--- START ---

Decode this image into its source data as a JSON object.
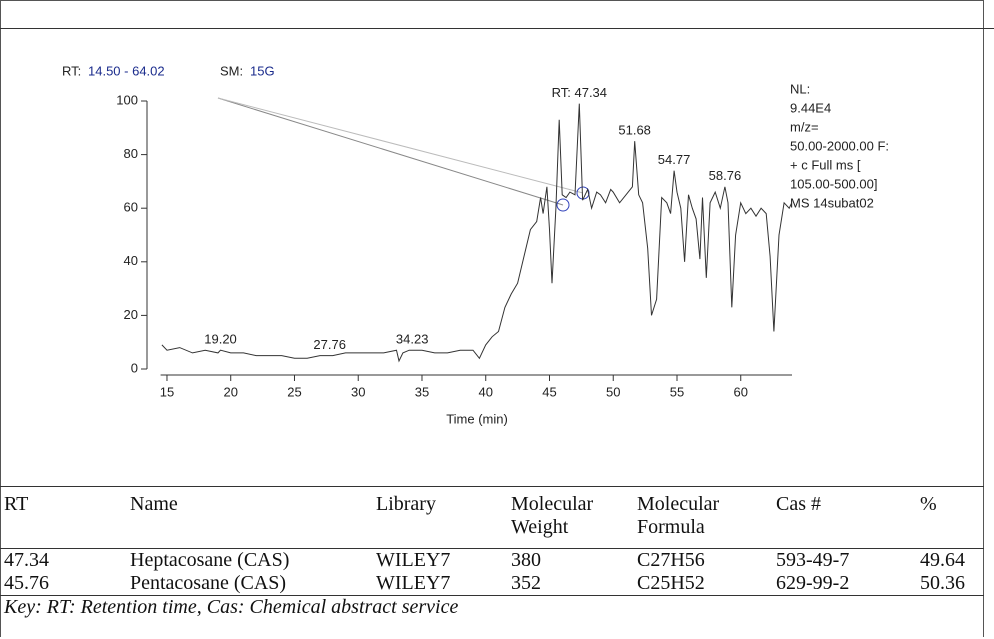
{
  "chart_data": {
    "type": "line",
    "header": [
      "RT:",
      "14.50 - 64.02",
      "SM:",
      "15G"
    ],
    "x_label": "Time (min)",
    "info": [
      "NL:",
      "9.44E4",
      "m/z=",
      "50.00-2000.00 F:",
      "+ c Full ms [",
      "105.00-500.00]",
      "MS 14subat02"
    ],
    "color": "#333333",
    "xlim": [
      14.5,
      64.02
    ],
    "ylim": [
      0,
      100
    ],
    "xticks": [
      15,
      20,
      25,
      30,
      35,
      40,
      45,
      50,
      55,
      60
    ],
    "yticks": [
      0,
      20,
      40,
      60,
      80,
      100
    ],
    "peak_labels": [
      {
        "value": 19.2,
        "label": "19.20"
      },
      {
        "value": 27.76,
        "label": "27.76"
      },
      {
        "value": 34.23,
        "label": "34.23"
      },
      {
        "value": 47.34,
        "label": "RT: 47.34"
      },
      {
        "value": 51.68,
        "label": "51.68"
      },
      {
        "value": 54.77,
        "label": "54.77"
      },
      {
        "value": 58.76,
        "label": "58.76"
      }
    ],
    "x": [
      14.6,
      15,
      16,
      17,
      18,
      19,
      19.2,
      20,
      21,
      22,
      23,
      24,
      25,
      26,
      27,
      27.76,
      28,
      29,
      30,
      31,
      32,
      33,
      33.2,
      33.5,
      34,
      34.23,
      35,
      36,
      37,
      38,
      39,
      39.5,
      40,
      40.5,
      41,
      41.5,
      42,
      42.5,
      43,
      43.5,
      44,
      44.3,
      44.5,
      44.8,
      45,
      45.2,
      45.5,
      45.76,
      46,
      46.3,
      46.6,
      47,
      47.34,
      47.6,
      48,
      48.3,
      48.7,
      49,
      49.4,
      49.8,
      50,
      50.5,
      51,
      51.5,
      51.68,
      52,
      52.3,
      52.7,
      53,
      53.4,
      53.8,
      54.2,
      54.5,
      54.77,
      55,
      55.3,
      55.6,
      55.9,
      56.2,
      56.5,
      56.8,
      57,
      57.3,
      57.6,
      58,
      58.4,
      58.76,
      59,
      59.3,
      59.6,
      60,
      60.4,
      60.8,
      61.2,
      61.6,
      62,
      62.3,
      62.6,
      63,
      63.4,
      63.8,
      64
    ],
    "values": [
      9,
      7,
      8,
      6,
      7,
      6,
      7,
      6,
      6,
      5,
      5,
      5,
      4,
      4,
      5,
      5,
      5,
      6,
      6,
      6,
      6,
      7,
      3,
      6,
      7,
      7,
      7,
      6,
      6,
      7,
      7,
      4,
      9,
      12,
      14,
      23,
      28,
      32,
      42,
      52,
      55,
      64,
      58,
      68,
      52,
      32,
      60,
      93,
      65,
      64,
      66,
      65,
      99,
      63,
      67,
      60,
      66,
      65,
      62,
      67,
      66,
      62,
      65,
      68,
      85,
      65,
      62,
      45,
      20,
      26,
      64,
      62,
      58,
      74,
      66,
      60,
      40,
      65,
      60,
      56,
      41,
      64,
      34,
      62,
      66,
      60,
      68,
      62,
      23,
      50,
      62,
      58,
      60,
      57,
      60,
      58,
      42,
      14,
      50,
      62,
      60,
      62
    ]
  },
  "table": {
    "columns": [
      "RT",
      "Name",
      "Library",
      "Molecular Weight",
      "Molecular Formula",
      "Cas #",
      "%"
    ],
    "rows": [
      [
        "47.34",
        "Heptacosane (CAS)",
        "WILEY7",
        "380",
        "C27H56",
        "593-49-7",
        "49.64"
      ],
      [
        "45.76",
        "Pentacosane (CAS)",
        "WILEY7",
        "352",
        "C25H52",
        "629-99-2",
        "50.36"
      ]
    ],
    "note": "Key: RT: Retention time, Cas: Chemical abstract service"
  }
}
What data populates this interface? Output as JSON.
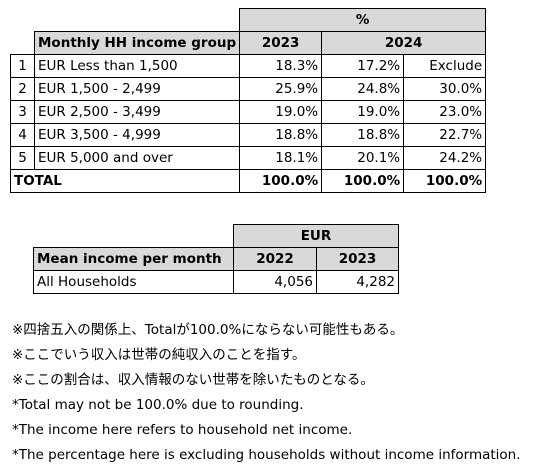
{
  "table1": {
    "pct_header": "%",
    "group_header": "Monthly HH income group",
    "year_a": "2023",
    "year_b": "2024",
    "rows": [
      {
        "idx": "1",
        "label": "EUR Less than 1,500",
        "a": "18.3%",
        "b": "17.2%",
        "c": "Exclude"
      },
      {
        "idx": "2",
        "label": "EUR 1,500 - 2,499",
        "a": "25.9%",
        "b": "24.8%",
        "c": "30.0%"
      },
      {
        "idx": "3",
        "label": "EUR 2,500 - 3,499",
        "a": "19.0%",
        "b": "19.0%",
        "c": "23.0%"
      },
      {
        "idx": "4",
        "label": "EUR 3,500 - 4,999",
        "a": "18.8%",
        "b": "18.8%",
        "c": "22.7%"
      },
      {
        "idx": "5",
        "label": "EUR 5,000 and over",
        "a": "18.1%",
        "b": "20.1%",
        "c": "24.2%"
      }
    ],
    "total": {
      "label": "TOTAL",
      "a": "100.0%",
      "b": "100.0%",
      "c": "100.0%"
    }
  },
  "table2": {
    "currency_header": "EUR",
    "label_header": "Mean income per month",
    "year_a": "2022",
    "year_b": "2023",
    "row": {
      "label": "All Households",
      "a": "4,056",
      "b": "4,282"
    }
  },
  "notes": [
    "※四捨五入の関係上、Totalが100.0%にならない可能性もある。",
    "※ここでいう収入は世帯の純収入のことを指す。",
    "※ここの割合は、収入情報のない世帯を除いたものとなる。",
    "*Total may not be 100.0% due to rounding.",
    "*The income here refers to household net income.",
    "*The percentage here is excluding households without income information."
  ]
}
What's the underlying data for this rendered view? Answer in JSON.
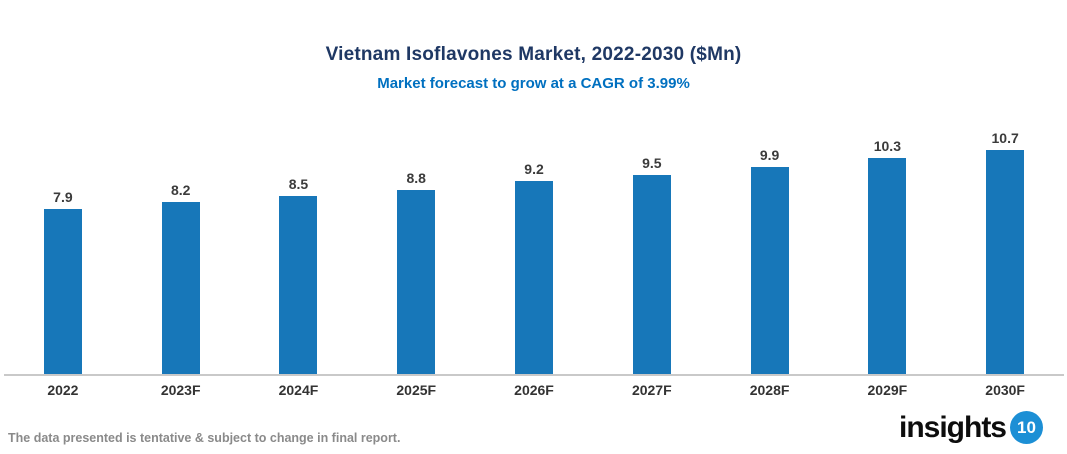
{
  "header": {
    "title": "Vietnam Isoflavones Market, 2022-2030 ($Mn)",
    "subtitle": "Market forecast to grow at a CAGR of 3.99%"
  },
  "chart_data": {
    "type": "bar",
    "title": "Vietnam Isoflavones Market, 2022-2030 ($Mn)",
    "subtitle": "Market forecast to grow at a CAGR of 3.99%",
    "categories": [
      "2022",
      "2023F",
      "2024F",
      "2025F",
      "2026F",
      "2027F",
      "2028F",
      "2029F",
      "2030F"
    ],
    "values": [
      7.9,
      8.2,
      8.5,
      8.8,
      9.2,
      9.5,
      9.9,
      10.3,
      10.7
    ],
    "value_labels": [
      "7.9",
      "8.2",
      "8.5",
      "8.8",
      "9.2",
      "9.5",
      "9.9",
      "10.3",
      "10.7"
    ],
    "xlabel": "",
    "ylabel": "",
    "ylim": [
      0,
      10.7
    ],
    "grid": false,
    "legend": "none",
    "bar_color": "#1777B9",
    "axis_line_color": "#C9C9C9"
  },
  "footer": {
    "disclaimer": "The data presented is tentative & subject to change in final report.",
    "logo_text": "insights",
    "logo_badge": "10"
  },
  "colors": {
    "title": "#1F3864",
    "subtitle": "#0070C0",
    "bar": "#1777B9",
    "axis_line": "#C9C9C9",
    "value_label": "#3B3B3B",
    "x_label": "#333333",
    "footer_text": "#8A8A8A",
    "logo_badge_bg": "#1C8FD5"
  }
}
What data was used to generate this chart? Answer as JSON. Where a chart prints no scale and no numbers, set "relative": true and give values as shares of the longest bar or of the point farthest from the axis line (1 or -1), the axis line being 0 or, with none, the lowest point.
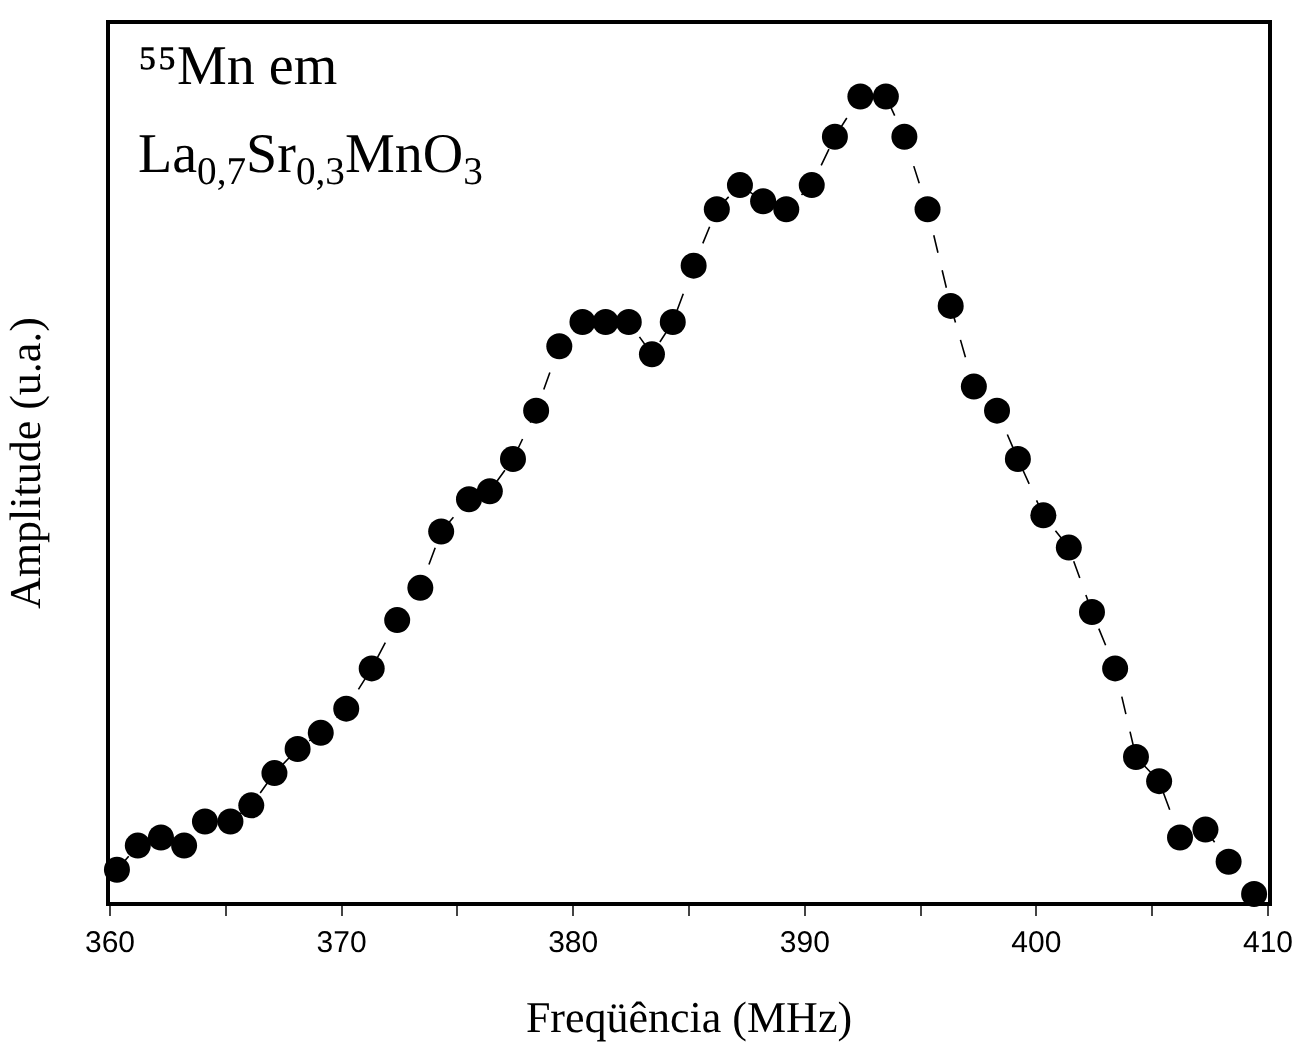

--- END ---

Give the number of lines where the string "subtitle" occurs, without any further text.

3